THE DATA:
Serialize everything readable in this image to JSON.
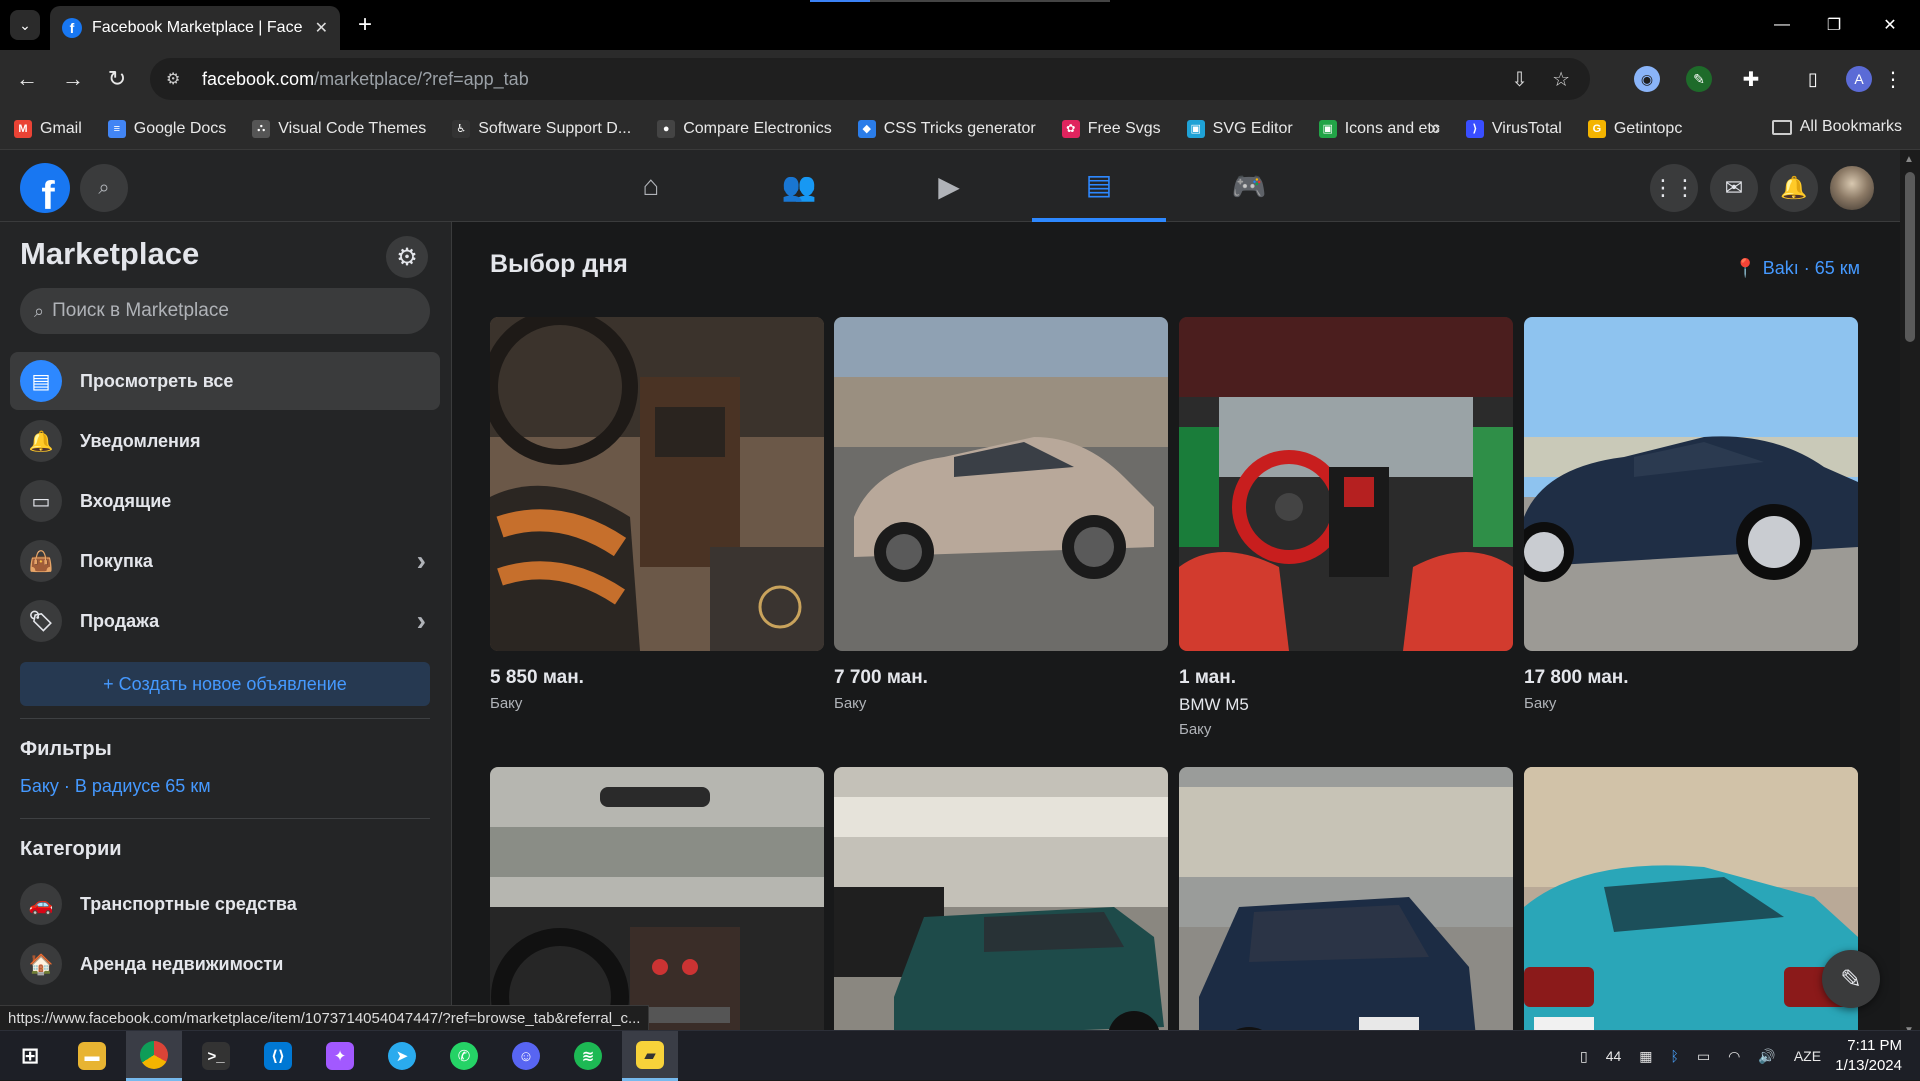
{
  "browser": {
    "tab_title": "Facebook Marketplace | Facebook",
    "tab_close": "✕",
    "new_tab": "+",
    "url_host": "facebook.com",
    "url_path": "/marketplace/?ref=app_tab",
    "profile_letter": "A",
    "status_url": "https://www.facebook.com/marketplace/item/1073714054047447/?ref=browse_tab&referral_c..."
  },
  "bookmarks": [
    {
      "label": "Gmail",
      "icon": "gmail-icon",
      "glyph": "M",
      "color": "#ea4335"
    },
    {
      "label": "Google Docs",
      "icon": "docs-icon",
      "glyph": "≡",
      "color": "#4285f4"
    },
    {
      "label": "Visual Code Themes",
      "icon": "themes-icon",
      "glyph": "⛬",
      "color": "#555555"
    },
    {
      "label": "Software Support D...",
      "icon": "support-icon",
      "glyph": "♿",
      "color": "#333333"
    },
    {
      "label": "Compare Electronics",
      "icon": "compare-icon",
      "glyph": "●",
      "color": "#444444"
    },
    {
      "label": "CSS Tricks generator",
      "icon": "css-icon",
      "glyph": "◆",
      "color": "#2b7de9"
    },
    {
      "label": "Free Svgs",
      "icon": "svgs-icon",
      "glyph": "✿",
      "color": "#e0245e"
    },
    {
      "label": "SVG Editor",
      "icon": "svg-editor-icon",
      "glyph": "▣",
      "color": "#1fa2d6"
    },
    {
      "label": "Icons  and etc",
      "icon": "icons-icon",
      "glyph": "▣",
      "color": "#22a447"
    },
    {
      "label": "VirusTotal",
      "icon": "virustotal-icon",
      "glyph": "⟩",
      "color": "#394eff"
    },
    {
      "label": "Getintopc",
      "icon": "getintopc-icon",
      "glyph": "G",
      "color": "#f4b400"
    }
  ],
  "bookmarks_more": "»",
  "all_bookmarks": "All Bookmarks",
  "sidebar": {
    "title": "Marketplace",
    "search_placeholder": "Поиск в Marketplace",
    "items": [
      {
        "label": "Просмотреть все",
        "icon": "storefront-icon",
        "glyph": "▤",
        "active": true
      },
      {
        "label": "Уведомления",
        "icon": "bell-icon",
        "glyph": "🔔",
        "active": false
      },
      {
        "label": "Входящие",
        "icon": "inbox-icon",
        "glyph": "▭",
        "active": false
      },
      {
        "label": "Покупка",
        "icon": "bag-icon",
        "glyph": "👜",
        "active": false,
        "chevron": true
      },
      {
        "label": "Продажа",
        "icon": "tag-icon",
        "glyph": "🏷",
        "active": false,
        "chevron": true
      }
    ],
    "create_label": "+ Создать новое объявление",
    "filters_heading": "Фильтры",
    "filter_location": "Баку · В радиусе 65 км",
    "categories_heading": "Категории",
    "categories": [
      {
        "label": "Транспортные средства",
        "icon": "car-icon",
        "glyph": "🚗"
      },
      {
        "label": "Аренда недвижимости",
        "icon": "house-icon",
        "glyph": "🏠"
      }
    ]
  },
  "main": {
    "title": "Выбор дня",
    "location": "Bakı · 65 км",
    "listings": [
      {
        "price": "5 850 ман.",
        "name": "",
        "city": "Баку",
        "photo": "car-interior-brown"
      },
      {
        "price": "7 700 ман.",
        "name": "",
        "city": "Баку",
        "photo": "car-silver-sedan"
      },
      {
        "price": "1 ман.",
        "name": "BMW M5",
        "city": "Баку",
        "photo": "car-interior-red"
      },
      {
        "price": "17 800 ман.",
        "name": "",
        "city": "Баку",
        "photo": "car-dark-blue-sedan"
      },
      {
        "price": "",
        "name": "",
        "city": "",
        "photo": "car-interior-dashboard"
      },
      {
        "price": "",
        "name": "",
        "city": "",
        "photo": "car-green-suv"
      },
      {
        "price": "",
        "name": "",
        "city": "",
        "photo": "car-navy-sedan"
      },
      {
        "price": "",
        "name": "",
        "city": "",
        "photo": "car-teal-sedan"
      }
    ]
  },
  "taskbar": {
    "tray_count": "44",
    "language": "AZE",
    "time": "7:11 PM",
    "date": "1/13/2024"
  }
}
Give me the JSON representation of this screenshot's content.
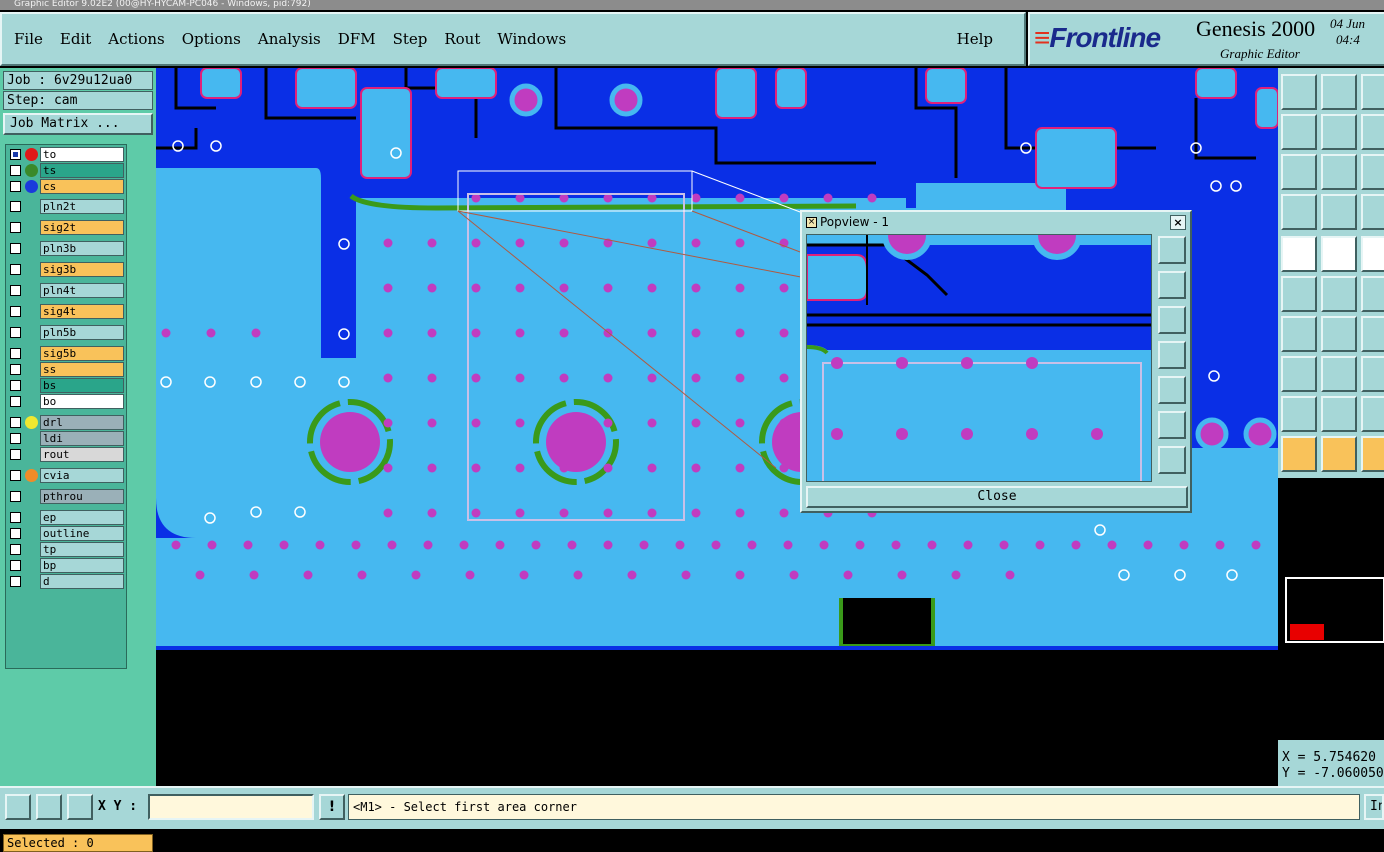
{
  "window_title": "Graphic Editor 9.02E2 (00@HY-HYCAM-PC046 - Windows, pid:792)",
  "menu": [
    "File",
    "Edit",
    "Actions",
    "Options",
    "Analysis",
    "DFM",
    "Step",
    "Rout",
    "Windows"
  ],
  "help_label": "Help",
  "brand": {
    "logo_text": "Frontline",
    "product": "Genesis 2000",
    "subtitle": "Graphic Editor",
    "date_line1": "04 Jun",
    "date_line2": "04:4"
  },
  "job_label": "Job : 6v29u12ua0",
  "step_label": "Step: cam",
  "job_matrix_button": "Job Matrix ...",
  "layers": [
    {
      "name": "to",
      "checked": true,
      "dot": "#e01818",
      "bg": "#ffffff"
    },
    {
      "name": "ts",
      "checked": false,
      "dot": "#3a8a2a",
      "bg": "#2aa58a"
    },
    {
      "name": "cs",
      "checked": false,
      "dot": "#1a3adc",
      "bg": "#f9c25a"
    },
    {
      "name": "pln2t",
      "checked": false,
      "dot": "",
      "bg": "#a6d7d7"
    },
    {
      "name": "sig2t",
      "checked": false,
      "dot": "",
      "bg": "#f9c25a"
    },
    {
      "name": "pln3b",
      "checked": false,
      "dot": "",
      "bg": "#a6d7d7"
    },
    {
      "name": "sig3b",
      "checked": false,
      "dot": "",
      "bg": "#f9c25a"
    },
    {
      "name": "pln4t",
      "checked": false,
      "dot": "",
      "bg": "#a6d7d7"
    },
    {
      "name": "sig4t",
      "checked": false,
      "dot": "",
      "bg": "#f9c25a"
    },
    {
      "name": "pln5b",
      "checked": false,
      "dot": "",
      "bg": "#a6d7d7"
    },
    {
      "name": "sig5b",
      "checked": false,
      "dot": "",
      "bg": "#f9c25a"
    },
    {
      "name": "ss",
      "checked": false,
      "dot": "",
      "bg": "#f9c25a"
    },
    {
      "name": "bs",
      "checked": false,
      "dot": "",
      "bg": "#2aa58a"
    },
    {
      "name": "bo",
      "checked": false,
      "dot": "",
      "bg": "#ffffff"
    },
    {
      "name": "drl",
      "checked": false,
      "dot": "#f0e830",
      "bg": "#9ab0b8"
    },
    {
      "name": "ldi",
      "checked": false,
      "dot": "",
      "bg": "#9ab0b8"
    },
    {
      "name": "rout",
      "checked": false,
      "dot": "",
      "bg": "#d8d8d8"
    },
    {
      "name": "cvia",
      "checked": false,
      "dot": "#f08c28",
      "bg": "#a6d7d7"
    },
    {
      "name": "pthrou",
      "checked": false,
      "dot": "",
      "bg": "#9ab0b8"
    },
    {
      "name": "ep",
      "checked": false,
      "dot": "",
      "bg": "#a6d7d7"
    },
    {
      "name": "outline",
      "checked": false,
      "dot": "",
      "bg": "#a6d7d7"
    },
    {
      "name": "tp",
      "checked": false,
      "dot": "",
      "bg": "#a6d7d7"
    },
    {
      "name": "bp",
      "checked": false,
      "dot": "",
      "bg": "#a6d7d7"
    },
    {
      "name": "d",
      "checked": false,
      "dot": "",
      "bg": "#a6d7d7"
    }
  ],
  "selected_label": "Selected : 0",
  "popview": {
    "title": "Popview - 1",
    "close_label": "Close"
  },
  "coords": {
    "x": "X = 5.754620",
    "y": "Y = -7.060050"
  },
  "xy_label": "X Y :",
  "xy_value": "",
  "status_text": "<M1> - Select first area corner",
  "right_button": "In",
  "colors": {
    "board_blue": "#0a2fe6",
    "copper": "#46b8f0",
    "pad_magenta": "#c03cc0",
    "outline_green": "#3a9a1a",
    "ui_teal": "#a6d7d7",
    "layer_panel": "#5ecba8"
  }
}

WORK TO COMPLETE:
If a line of the listing above contains "interior", pick it out and copy it.

WRITTEN REPLY:
        "photo": "car-interior-brown"
        "photo": "car-interior-red"
        "photo": "car-interior-dashboard"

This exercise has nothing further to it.